Extracted records

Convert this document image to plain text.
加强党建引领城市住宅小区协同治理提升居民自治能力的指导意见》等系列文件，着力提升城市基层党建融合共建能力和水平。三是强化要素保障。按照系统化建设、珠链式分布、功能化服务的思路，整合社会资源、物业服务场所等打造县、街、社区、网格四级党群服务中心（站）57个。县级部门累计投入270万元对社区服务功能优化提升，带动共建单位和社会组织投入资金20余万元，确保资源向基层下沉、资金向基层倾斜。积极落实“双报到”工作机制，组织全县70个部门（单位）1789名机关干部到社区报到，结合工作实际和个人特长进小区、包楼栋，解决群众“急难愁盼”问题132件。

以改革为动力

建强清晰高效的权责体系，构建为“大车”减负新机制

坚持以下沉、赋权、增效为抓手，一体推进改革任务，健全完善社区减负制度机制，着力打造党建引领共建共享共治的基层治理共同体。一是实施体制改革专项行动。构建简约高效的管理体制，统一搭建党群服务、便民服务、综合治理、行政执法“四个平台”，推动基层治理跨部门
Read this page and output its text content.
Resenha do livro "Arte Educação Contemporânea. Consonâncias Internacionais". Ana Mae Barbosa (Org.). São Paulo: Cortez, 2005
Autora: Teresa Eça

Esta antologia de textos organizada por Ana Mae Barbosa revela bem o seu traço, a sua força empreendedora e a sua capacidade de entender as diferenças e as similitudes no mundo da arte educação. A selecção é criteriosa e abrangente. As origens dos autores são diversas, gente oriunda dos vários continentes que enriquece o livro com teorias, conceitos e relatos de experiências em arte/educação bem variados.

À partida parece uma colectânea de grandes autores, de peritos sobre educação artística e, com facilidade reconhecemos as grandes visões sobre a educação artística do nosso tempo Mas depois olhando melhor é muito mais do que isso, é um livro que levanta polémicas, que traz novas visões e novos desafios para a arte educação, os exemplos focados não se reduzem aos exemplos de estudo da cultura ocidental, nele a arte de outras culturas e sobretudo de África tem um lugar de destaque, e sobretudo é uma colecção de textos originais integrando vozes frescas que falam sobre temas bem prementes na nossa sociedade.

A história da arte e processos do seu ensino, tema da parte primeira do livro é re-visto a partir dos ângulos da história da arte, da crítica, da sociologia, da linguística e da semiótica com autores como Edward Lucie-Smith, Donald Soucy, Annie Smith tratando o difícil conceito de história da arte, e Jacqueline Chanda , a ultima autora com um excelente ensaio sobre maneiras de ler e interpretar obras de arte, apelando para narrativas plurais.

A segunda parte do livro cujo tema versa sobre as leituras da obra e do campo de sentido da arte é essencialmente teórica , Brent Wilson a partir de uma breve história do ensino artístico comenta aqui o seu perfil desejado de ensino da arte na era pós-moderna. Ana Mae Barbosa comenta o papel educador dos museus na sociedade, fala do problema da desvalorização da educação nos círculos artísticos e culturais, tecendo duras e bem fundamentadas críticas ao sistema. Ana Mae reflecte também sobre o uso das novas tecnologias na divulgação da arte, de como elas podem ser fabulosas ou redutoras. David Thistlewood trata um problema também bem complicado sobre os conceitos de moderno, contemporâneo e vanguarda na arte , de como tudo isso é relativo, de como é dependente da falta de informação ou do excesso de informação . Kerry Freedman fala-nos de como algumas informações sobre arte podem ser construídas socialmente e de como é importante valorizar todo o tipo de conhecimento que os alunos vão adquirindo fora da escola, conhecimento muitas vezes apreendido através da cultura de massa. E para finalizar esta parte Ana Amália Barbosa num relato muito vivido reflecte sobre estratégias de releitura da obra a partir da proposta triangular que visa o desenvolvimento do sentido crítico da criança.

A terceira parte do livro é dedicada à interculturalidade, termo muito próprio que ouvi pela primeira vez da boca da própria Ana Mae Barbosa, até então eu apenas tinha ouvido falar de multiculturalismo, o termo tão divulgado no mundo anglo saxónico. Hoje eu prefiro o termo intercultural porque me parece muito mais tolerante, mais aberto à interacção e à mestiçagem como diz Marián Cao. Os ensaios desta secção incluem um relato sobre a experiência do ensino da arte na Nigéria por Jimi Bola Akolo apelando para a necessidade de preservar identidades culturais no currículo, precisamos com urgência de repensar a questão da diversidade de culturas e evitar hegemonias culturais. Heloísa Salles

• [Problem to solve] The records above must be repeated exactly, every one of them.

• [Output of the task]
Convert this document image to plain text.
加强党建引领城市住宅小区协同治理提升居民自治能力的指导意见》等系列文件，着力提升城市基层党建融合共建能力和水平。三是强化要素保障。按照系统化建设、珠链式分布、功能化服务的思路，整合社会资源、物业服务场所等打造县、街、社区、网格四级党群服务中心（站）57个。县级部门累计投入270万元对社区服务功能优化提升，带动共建单位和社会组织投入资金20余万元，确保资源向基层下沉、资金向基层倾斜。积极落实“双报到”工作机制，组织全县70个部门（单位）1789名机关干部到社区报到，结合工作实际和个人特长进小区、包楼栋，解决群众“急难愁盼”问题132件。

以改革为动力

建强清晰高效的权责体系，构建为“大车”减负新机制

坚持以下沉、赋权、增效为抓手，一体推进改革任务，健全完善社区减负制度机制，着力打造党建引领共建共享共治的基层治理共同体。一是实施体制改革专项行动。构建简约高效的管理体制，统一搭建党群服务、便民服务、综合治理、行政执法“四个平台”，推动基层治理跨部门
Read this page and output its text content.
Resenha do livro "Arte Educação Contemporânea. Consonâncias Internacionais". Ana Mae Barbosa (Org.). São Paulo: Cortez, 2005
Autora: Teresa Eça

Esta antologia de textos organizada por Ana Mae Barbosa revela bem o seu traço, a sua força empreendedora e a sua capacidade de entender as diferenças e as similitudes no mundo da arte educação. A selecção é criteriosa e abrangente. As origens dos autores são diversas, gente oriunda dos vários continentes que enriquece o livro com teorias, conceitos e relatos de experiências em arte/educação bem variados.

À partida parece uma colectânea de grandes autores, de peritos sobre educação artística e, com facilidade reconhecemos as grandes visões sobre a educação artística do nosso tempo Mas depois olhando melhor é muito mais do que isso, é um livro que levanta polémicas, que traz novas visões e novos desafios para a arte educação, os exemplos focados não se reduzem aos exemplos de estudo da cultura ocidental, nele a arte de outras culturas e sobretudo de África tem um lugar de destaque, e sobretudo é uma colecção de textos originais integrando vozes frescas que falam sobre temas bem prementes na nossa sociedade.

A história da arte e processos do seu ensino, tema da parte primeira do livro é re-visto a partir dos ângulos da história da arte, da crítica, da sociologia, da linguística e da semiótica com autores como Edward Lucie-Smith, Donald Soucy, Annie Smith tratando o difícil conceito de história da arte, e Jacqueline Chanda , a ultima autora com um excelente ensaio sobre maneiras de ler e interpretar obras de arte, apelando para narrativas plurais.

A segunda parte do livro cujo tema versa sobre as leituras da obra e do campo de sentido da arte é essencialmente teórica , Brent Wilson a partir de uma breve história do ensino artístico comenta aqui o seu perfil desejado de ensino da arte na era pós-moderna. Ana Mae Barbosa comenta o papel educador dos museus na sociedade, fala do problema da desvalorização da educação nos círculos artísticos e culturais, tecendo duras e bem fundamentadas críticas ao sistema. Ana Mae reflecte também sobre o uso das novas tecnologias na divulgação da arte, de como elas podem ser fabulosas ou redutoras. David Thistlewood trata um problema também bem complicado sobre os conceitos de moderno, contemporâneo e vanguarda na arte , de como tudo isso é relativo, de como é dependente da falta de informação ou do excesso de informação . Kerry Freedman fala-nos de como algumas informações sobre arte podem ser construídas socialmente e de como é importante valorizar todo o tipo de conhecimento que os alunos vão adquirindo fora da escola, conhecimento muitas vezes apreendido através da cultura de massa. E para finalizar esta parte Ana Amália Barbosa num relato muito vivido reflecte sobre estratégias de releitura da obra a partir da proposta triangular que visa o desenvolvimento do sentido crítico da criança.

A terceira parte do livro é dedicada à interculturalidade, termo muito próprio que ouvi pela primeira vez da boca da própria Ana Mae Barbosa, até então eu apenas tinha ouvido falar de multiculturalismo, o termo tão divulgado no mundo anglo saxónico. Hoje eu prefiro o termo intercultural porque me parece muito mais tolerante, mais aberto à interacção e à mestiçagem como diz Marián Cao. Os ensaios desta secção incluem um relato sobre a experiência do ensino da arte na Nigéria por Jimi Bola Akolo apelando para a necessidade de preservar identidades culturais no currículo, precisamos com urgência de repensar a questão da diversidade de culturas e evitar hegemonias culturais. Heloísa Salles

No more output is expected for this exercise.